Extracted records
──────
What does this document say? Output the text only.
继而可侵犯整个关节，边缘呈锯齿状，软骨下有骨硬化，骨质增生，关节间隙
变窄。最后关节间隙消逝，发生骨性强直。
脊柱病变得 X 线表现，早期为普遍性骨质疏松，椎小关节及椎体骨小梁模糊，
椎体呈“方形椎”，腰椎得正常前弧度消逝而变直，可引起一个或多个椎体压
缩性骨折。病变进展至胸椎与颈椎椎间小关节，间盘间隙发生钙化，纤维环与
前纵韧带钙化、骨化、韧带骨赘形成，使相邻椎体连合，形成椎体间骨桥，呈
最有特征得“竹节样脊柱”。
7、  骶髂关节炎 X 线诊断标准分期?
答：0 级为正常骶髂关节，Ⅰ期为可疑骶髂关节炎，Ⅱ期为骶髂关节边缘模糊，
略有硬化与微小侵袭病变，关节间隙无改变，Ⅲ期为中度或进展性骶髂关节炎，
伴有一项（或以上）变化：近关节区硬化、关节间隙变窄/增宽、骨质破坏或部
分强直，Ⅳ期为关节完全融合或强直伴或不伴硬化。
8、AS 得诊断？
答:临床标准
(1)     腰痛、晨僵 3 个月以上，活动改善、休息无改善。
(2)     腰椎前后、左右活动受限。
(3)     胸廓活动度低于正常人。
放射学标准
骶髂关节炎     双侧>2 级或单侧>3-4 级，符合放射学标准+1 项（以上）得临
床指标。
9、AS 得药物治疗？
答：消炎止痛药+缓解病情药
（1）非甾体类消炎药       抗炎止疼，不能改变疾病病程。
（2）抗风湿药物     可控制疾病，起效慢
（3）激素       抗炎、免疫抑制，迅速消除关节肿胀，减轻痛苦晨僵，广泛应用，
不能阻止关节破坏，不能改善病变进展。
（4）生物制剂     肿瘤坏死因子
──────
Exercise: Go through the material above line by line and copy it exactly.

Worked solution:
What does this document say? Output the text only.
继而可侵犯整个关节，边缘呈锯齿状，软骨下有骨硬化，骨质增生，关节间隙
变窄。最后关节间隙消逝，发生骨性强直。
脊柱病变得 X 线表现，早期为普遍性骨质疏松，椎小关节及椎体骨小梁模糊，
椎体呈“方形椎”，腰椎得正常前弧度消逝而变直，可引起一个或多个椎体压
缩性骨折。病变进展至胸椎与颈椎椎间小关节，间盘间隙发生钙化，纤维环与
前纵韧带钙化、骨化、韧带骨赘形成，使相邻椎体连合，形成椎体间骨桥，呈
最有特征得“竹节样脊柱”。
7、  骶髂关节炎 X 线诊断标准分期?
答：0 级为正常骶髂关节，Ⅰ期为可疑骶髂关节炎，Ⅱ期为骶髂关节边缘模糊，
略有硬化与微小侵袭病变，关节间隙无改变，Ⅲ期为中度或进展性骶髂关节炎，
伴有一项（或以上）变化：近关节区硬化、关节间隙变窄/增宽、骨质破坏或部
分强直，Ⅳ期为关节完全融合或强直伴或不伴硬化。
8、AS 得诊断？
答:临床标准
(1)     腰痛、晨僵 3 个月以上，活动改善、休息无改善。
(2)     腰椎前后、左右活动受限。
(3)     胸廓活动度低于正常人。
放射学标准
骶髂关节炎     双侧>2 级或单侧>3-4 级，符合放射学标准+1 项（以上）得临
床指标。
9、AS 得药物治疗？
答：消炎止痛药+缓解病情药
（1）非甾体类消炎药       抗炎止疼，不能改变疾病病程。
（2）抗风湿药物     可控制疾病，起效慢
（3）激素       抗炎、免疫抑制，迅速消除关节肿胀，减轻痛苦晨僵，广泛应用，
不能阻止关节破坏，不能改善病变进展。
（4）生物制剂     肿瘤坏死因子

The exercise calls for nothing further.